* [EXERCISE GOAL] Gather every line of the entries that includes the word "this".

Collected data
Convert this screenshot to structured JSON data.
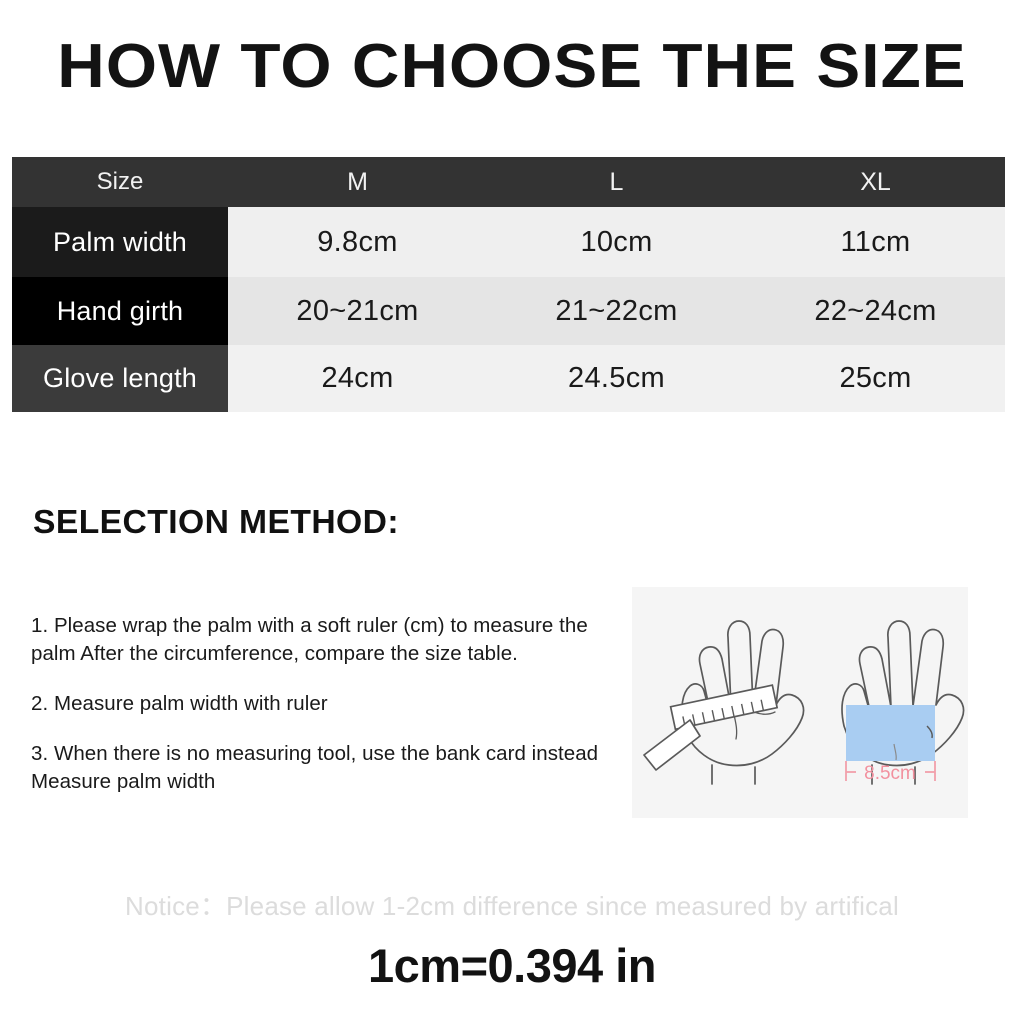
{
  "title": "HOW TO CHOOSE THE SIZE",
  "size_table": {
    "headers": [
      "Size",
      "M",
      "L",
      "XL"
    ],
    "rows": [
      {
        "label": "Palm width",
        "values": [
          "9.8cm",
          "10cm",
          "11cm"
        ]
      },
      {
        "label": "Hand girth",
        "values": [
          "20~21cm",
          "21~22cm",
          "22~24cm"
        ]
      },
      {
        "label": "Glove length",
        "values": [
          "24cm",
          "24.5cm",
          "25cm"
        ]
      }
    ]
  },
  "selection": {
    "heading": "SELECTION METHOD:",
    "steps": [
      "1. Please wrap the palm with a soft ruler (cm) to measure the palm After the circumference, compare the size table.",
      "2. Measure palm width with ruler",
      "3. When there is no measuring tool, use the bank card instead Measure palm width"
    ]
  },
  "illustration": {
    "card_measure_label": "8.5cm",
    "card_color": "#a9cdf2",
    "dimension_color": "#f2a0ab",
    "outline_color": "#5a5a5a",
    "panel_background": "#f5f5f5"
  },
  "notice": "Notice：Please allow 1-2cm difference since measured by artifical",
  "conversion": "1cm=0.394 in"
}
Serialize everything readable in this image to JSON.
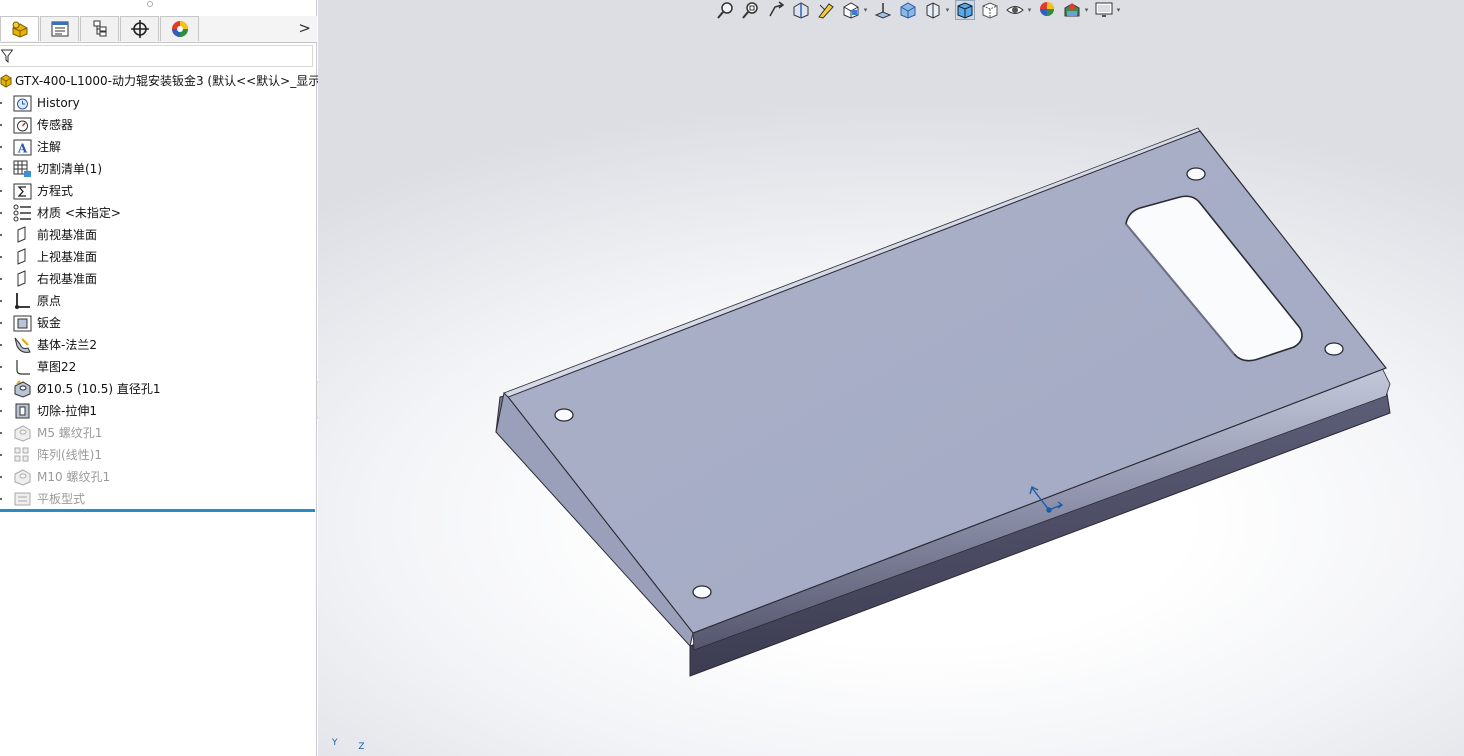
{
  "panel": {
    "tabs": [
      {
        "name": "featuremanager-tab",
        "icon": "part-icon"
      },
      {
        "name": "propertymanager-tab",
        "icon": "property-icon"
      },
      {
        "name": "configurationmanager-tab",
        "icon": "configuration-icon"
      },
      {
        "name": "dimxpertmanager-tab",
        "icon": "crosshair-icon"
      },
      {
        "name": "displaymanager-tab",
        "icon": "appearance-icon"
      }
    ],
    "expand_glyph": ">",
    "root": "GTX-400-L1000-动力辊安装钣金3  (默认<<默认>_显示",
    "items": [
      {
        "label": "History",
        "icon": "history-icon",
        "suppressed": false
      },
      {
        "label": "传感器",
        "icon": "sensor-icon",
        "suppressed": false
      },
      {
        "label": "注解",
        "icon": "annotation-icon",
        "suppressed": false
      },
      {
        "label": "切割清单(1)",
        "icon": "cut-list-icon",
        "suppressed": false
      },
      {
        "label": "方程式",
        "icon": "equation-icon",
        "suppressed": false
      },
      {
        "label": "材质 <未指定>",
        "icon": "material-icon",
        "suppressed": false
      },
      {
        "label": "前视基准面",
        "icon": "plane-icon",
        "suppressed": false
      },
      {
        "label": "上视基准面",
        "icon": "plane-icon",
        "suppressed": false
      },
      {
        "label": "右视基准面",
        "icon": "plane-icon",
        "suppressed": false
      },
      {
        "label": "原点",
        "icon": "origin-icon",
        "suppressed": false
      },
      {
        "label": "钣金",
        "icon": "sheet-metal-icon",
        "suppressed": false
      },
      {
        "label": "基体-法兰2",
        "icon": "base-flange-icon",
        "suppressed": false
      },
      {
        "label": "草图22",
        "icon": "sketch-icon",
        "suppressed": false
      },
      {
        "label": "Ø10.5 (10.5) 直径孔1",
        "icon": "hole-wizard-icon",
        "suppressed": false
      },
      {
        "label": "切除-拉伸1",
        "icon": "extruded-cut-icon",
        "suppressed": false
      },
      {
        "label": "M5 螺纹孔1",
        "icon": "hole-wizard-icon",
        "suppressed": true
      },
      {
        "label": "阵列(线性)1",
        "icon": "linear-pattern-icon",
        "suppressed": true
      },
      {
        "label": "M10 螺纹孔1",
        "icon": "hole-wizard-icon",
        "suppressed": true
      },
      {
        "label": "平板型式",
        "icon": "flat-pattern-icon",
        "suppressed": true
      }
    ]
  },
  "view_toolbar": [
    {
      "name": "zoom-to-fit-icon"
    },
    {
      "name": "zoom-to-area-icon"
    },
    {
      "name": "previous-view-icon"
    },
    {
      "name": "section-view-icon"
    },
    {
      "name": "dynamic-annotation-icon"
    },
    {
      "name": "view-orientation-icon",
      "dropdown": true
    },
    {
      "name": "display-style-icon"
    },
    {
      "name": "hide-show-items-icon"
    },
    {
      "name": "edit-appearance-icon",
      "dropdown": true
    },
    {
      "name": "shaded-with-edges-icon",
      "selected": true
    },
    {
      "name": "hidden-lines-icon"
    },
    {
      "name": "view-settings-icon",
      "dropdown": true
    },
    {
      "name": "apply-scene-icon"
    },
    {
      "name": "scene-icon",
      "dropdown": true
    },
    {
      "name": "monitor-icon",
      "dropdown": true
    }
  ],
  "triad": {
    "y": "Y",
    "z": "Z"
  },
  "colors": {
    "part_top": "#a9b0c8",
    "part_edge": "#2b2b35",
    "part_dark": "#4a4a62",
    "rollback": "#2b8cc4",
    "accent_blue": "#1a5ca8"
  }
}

* [EXERCISE OUTPUT]
Convert this screenshot to structured JSON data.
Serialize everything readable in this image to JSON.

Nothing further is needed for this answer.